■ **THE TASK**
Reproduce the data in its entirety, exactly as supplied.

■ **MATERIAL FOR THIS EXERCISE**
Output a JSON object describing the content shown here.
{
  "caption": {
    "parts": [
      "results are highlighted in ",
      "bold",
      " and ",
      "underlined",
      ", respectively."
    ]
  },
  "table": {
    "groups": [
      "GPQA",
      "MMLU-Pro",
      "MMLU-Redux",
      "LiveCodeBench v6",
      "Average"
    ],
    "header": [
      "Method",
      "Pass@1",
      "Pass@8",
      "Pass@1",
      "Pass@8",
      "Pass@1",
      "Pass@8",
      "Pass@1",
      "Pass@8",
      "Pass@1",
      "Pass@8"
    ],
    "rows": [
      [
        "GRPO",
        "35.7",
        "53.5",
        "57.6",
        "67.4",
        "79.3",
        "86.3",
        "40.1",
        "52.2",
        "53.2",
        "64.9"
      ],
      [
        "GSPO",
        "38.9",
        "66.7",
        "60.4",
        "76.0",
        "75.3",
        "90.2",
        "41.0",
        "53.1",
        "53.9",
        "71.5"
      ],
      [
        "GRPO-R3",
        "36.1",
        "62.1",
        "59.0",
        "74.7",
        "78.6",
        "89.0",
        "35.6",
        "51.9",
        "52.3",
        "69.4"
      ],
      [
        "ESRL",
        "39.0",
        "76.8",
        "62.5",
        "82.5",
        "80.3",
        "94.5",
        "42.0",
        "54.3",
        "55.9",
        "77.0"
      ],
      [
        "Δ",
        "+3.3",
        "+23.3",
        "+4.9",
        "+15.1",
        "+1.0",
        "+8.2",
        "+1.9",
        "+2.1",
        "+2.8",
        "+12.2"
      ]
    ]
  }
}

■ **TASK OUTPUT**
Output a JSON object describing the content shown here.
{
  "caption": {
    "parts": [
      "results are highlighted in ",
      "bold",
      " and ",
      "underlined",
      ", respectively."
    ]
  },
  "table": {
    "groups": [
      "GPQA",
      "MMLU-Pro",
      "MMLU-Redux",
      "LiveCodeBench v6",
      "Average"
    ],
    "header": [
      "Method",
      "Pass@1",
      "Pass@8",
      "Pass@1",
      "Pass@8",
      "Pass@1",
      "Pass@8",
      "Pass@1",
      "Pass@8",
      "Pass@1",
      "Pass@8"
    ],
    "rows": [
      [
        "GRPO",
        "35.7",
        "53.5",
        "57.6",
        "67.4",
        "79.3",
        "86.3",
        "40.1",
        "52.2",
        "53.2",
        "64.9"
      ],
      [
        "GSPO",
        "38.9",
        "66.7",
        "60.4",
        "76.0",
        "75.3",
        "90.2",
        "41.0",
        "53.1",
        "53.9",
        "71.5"
      ],
      [
        "GRPO-R3",
        "36.1",
        "62.1",
        "59.0",
        "74.7",
        "78.6",
        "89.0",
        "35.6",
        "51.9",
        "52.3",
        "69.4"
      ],
      [
        "ESRL",
        "39.0",
        "76.8",
        "62.5",
        "82.5",
        "80.3",
        "94.5",
        "42.0",
        "54.3",
        "55.9",
        "77.0"
      ],
      [
        "Δ",
        "+3.3",
        "+23.3",
        "+4.9",
        "+15.1",
        "+1.0",
        "+8.2",
        "+1.9",
        "+2.1",
        "+2.8",
        "+12.2"
      ]
    ]
  }
}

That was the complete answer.